--- Source extract ---

_ _ _ _ _

Five Things: Wednesday 5th March

What’s Not to Love? Or Kill?
Looking for I don’t know, some picture of something, I noticed a few really interesting images come up in my google search, and that they belonged to a blog, Murder Ballad Monday. I’ve only just begun to delve into it, but if the post devoted to Norah Jones’ “Miriam” is anything to go by, it’s riveting. Highly recommended. A few weeks ago I caught NJ doing the revenge songs from the album this song was on, produced by Brian “Danger Mouse” Burton, on Sky Arts’ Live From The Artists Den. Standing at the keys she had an intensity at odds with her rep and a terrific band to boot.

The Grit Stays in the Picture
Why do so few documentary makers retouch or clean up or adjust the exposure of the photographs they use? Studio City, a really likeable doc about the Van Nuys, Los Angeles studio where Buckingham Nicks met Fleetwood Mac and Nirvana recorded Nevermind  is particularly bad on the loRes/Overexposed/Scratch scale. I understand if you can’t source the originals easily, but the amount of “shit on the blanket” (as the printers used to say) was catastrophic. I could barely concentrate on the talking heads for exclaiming each time another 80s promo pic or candid studio Polaroid covered in gunk was lovingly panned over.

_ _ _ _ _

--- Extracted records ---

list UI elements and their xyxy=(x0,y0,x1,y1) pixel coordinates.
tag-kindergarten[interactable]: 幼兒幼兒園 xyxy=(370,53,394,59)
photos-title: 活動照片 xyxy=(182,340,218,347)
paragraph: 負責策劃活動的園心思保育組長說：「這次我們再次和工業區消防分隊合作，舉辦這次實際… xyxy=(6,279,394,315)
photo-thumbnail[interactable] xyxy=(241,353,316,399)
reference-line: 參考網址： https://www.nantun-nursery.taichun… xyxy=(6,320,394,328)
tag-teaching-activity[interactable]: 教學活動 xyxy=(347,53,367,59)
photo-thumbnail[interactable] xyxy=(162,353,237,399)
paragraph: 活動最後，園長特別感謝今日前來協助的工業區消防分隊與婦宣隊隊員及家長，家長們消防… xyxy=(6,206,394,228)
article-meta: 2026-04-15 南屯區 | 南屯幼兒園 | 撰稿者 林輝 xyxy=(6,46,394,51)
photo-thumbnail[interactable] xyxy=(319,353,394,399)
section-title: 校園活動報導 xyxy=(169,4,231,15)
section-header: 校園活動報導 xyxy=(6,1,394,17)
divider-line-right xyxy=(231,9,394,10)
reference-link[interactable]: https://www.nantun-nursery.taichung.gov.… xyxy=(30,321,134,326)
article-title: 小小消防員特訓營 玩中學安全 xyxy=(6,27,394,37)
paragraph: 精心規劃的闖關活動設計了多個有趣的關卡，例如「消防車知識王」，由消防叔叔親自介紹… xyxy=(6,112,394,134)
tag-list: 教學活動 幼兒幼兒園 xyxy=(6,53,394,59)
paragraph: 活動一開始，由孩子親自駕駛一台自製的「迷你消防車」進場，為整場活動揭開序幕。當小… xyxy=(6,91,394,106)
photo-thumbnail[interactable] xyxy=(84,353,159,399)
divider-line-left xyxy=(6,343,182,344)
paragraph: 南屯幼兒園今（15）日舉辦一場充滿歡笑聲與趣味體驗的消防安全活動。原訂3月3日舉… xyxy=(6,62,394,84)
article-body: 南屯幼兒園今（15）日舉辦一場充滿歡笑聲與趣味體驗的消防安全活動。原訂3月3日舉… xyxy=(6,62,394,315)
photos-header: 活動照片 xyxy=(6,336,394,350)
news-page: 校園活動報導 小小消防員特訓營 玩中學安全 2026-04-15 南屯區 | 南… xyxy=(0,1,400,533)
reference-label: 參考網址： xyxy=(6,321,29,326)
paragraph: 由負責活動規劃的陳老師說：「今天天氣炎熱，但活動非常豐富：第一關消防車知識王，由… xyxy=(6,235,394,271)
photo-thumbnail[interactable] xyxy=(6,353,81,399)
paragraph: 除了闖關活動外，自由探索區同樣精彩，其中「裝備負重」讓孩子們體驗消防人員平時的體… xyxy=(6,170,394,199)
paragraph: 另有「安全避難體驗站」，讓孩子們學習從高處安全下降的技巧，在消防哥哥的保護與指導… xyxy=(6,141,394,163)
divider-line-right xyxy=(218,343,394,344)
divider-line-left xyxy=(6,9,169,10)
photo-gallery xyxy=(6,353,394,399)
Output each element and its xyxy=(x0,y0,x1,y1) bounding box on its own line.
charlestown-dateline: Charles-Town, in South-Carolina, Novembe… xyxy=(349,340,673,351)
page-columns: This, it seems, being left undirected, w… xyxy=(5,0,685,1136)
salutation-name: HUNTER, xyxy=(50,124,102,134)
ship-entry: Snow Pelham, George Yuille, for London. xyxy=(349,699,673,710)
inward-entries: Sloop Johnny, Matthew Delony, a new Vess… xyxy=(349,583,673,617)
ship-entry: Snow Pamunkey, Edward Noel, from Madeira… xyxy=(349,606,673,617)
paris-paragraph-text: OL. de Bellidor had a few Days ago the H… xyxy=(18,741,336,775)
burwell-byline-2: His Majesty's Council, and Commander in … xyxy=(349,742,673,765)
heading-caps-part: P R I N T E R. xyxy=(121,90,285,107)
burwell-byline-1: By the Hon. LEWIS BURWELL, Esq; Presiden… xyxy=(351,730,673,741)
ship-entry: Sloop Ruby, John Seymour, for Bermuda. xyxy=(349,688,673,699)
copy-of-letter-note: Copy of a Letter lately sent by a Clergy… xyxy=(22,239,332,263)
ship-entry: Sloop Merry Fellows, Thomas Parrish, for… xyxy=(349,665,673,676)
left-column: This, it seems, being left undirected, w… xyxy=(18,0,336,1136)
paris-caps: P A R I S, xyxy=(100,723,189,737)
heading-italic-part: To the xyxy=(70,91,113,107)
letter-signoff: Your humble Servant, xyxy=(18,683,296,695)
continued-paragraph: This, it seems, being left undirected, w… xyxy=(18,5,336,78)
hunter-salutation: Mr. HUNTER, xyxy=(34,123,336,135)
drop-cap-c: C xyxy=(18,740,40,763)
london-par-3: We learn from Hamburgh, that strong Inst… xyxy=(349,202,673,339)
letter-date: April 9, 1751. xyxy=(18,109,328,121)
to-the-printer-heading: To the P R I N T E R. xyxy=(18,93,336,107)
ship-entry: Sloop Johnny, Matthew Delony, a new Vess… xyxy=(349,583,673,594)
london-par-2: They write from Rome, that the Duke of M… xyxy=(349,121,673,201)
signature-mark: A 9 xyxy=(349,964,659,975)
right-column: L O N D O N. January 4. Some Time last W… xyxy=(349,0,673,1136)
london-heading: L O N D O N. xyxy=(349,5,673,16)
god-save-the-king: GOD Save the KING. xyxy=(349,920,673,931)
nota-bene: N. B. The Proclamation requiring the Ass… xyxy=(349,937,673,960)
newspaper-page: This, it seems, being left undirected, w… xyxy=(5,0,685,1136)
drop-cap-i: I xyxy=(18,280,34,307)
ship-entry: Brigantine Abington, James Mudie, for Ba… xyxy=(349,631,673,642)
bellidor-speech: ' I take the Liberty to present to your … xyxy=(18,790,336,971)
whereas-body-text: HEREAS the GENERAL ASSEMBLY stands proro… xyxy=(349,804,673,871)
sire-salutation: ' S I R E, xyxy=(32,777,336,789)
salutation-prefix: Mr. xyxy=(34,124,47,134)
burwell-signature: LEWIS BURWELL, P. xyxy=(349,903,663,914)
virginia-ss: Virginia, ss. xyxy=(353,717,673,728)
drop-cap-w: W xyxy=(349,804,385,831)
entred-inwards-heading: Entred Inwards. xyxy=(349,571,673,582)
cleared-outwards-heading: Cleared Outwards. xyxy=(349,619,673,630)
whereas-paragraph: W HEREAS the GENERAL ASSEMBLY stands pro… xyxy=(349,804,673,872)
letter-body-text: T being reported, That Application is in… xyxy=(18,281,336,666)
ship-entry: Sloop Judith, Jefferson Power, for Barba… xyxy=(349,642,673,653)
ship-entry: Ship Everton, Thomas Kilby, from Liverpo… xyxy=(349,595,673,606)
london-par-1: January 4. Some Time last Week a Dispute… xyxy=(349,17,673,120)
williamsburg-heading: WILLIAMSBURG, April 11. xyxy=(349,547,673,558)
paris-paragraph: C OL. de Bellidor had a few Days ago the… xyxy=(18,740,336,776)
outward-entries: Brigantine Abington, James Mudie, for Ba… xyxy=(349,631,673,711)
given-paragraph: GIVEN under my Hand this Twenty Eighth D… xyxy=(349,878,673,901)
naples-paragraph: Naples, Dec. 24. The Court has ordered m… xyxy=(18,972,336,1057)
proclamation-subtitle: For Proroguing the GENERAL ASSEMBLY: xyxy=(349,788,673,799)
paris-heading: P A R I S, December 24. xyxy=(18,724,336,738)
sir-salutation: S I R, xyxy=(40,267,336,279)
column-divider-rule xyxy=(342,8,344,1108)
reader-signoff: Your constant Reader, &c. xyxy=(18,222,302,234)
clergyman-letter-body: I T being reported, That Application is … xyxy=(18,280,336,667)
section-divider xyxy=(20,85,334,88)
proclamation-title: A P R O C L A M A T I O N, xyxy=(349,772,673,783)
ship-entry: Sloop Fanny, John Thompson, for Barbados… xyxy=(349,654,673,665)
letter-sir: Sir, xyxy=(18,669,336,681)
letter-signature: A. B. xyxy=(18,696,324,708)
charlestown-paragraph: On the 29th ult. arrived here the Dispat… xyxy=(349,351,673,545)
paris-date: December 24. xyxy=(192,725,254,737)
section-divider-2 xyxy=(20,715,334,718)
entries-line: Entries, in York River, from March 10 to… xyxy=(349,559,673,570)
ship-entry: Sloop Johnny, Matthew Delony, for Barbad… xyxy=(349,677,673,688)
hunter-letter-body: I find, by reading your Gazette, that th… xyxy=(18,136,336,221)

_ _ _ _ _

--- Task details ---
Copy out the "Five Things" blog post from the top of this page word for word, in full.

--- Written solution ---
Five Things: Wednesday 5th March

What’s Not to Love? Or Kill?
Looking for I don’t know, some picture of something, I noticed a few really interesting images come up in my google search, and that they belonged to a blog, Murder Ballad Monday. I’ve only just begun to delve into it, but if the post devoted to Norah Jones’ “Miriam” is anything to go by, it’s riveting. Highly recommended. A few weeks ago I caught NJ doing the revenge songs from the album this song was on, produced by Brian “Danger Mouse” Burton, on Sky Arts’ Live From The Artists Den. Standing at the keys she had an intensity at odds with her rep and a terrific band to boot.

The Grit Stays in the Picture
Why do so few documentary makers retouch or clean up or adjust the exposure of the photographs they use? Studio City, a really likeable doc about the Van Nuys, Los Angeles studio where Buckingham Nicks met Fleetwood Mac and Nirvana recorded Nevermind  is particularly bad on the loRes/Overexposed/Scratch scale. I understand if you can’t source the originals easily, but the amount of “shit on the blanket” (as the printers used to say) was catastrophic. I could barely concentrate on the talking heads for exclaiming each time another 80s promo pic or candid studio Polaroid covered in gunk was lovingly panned over.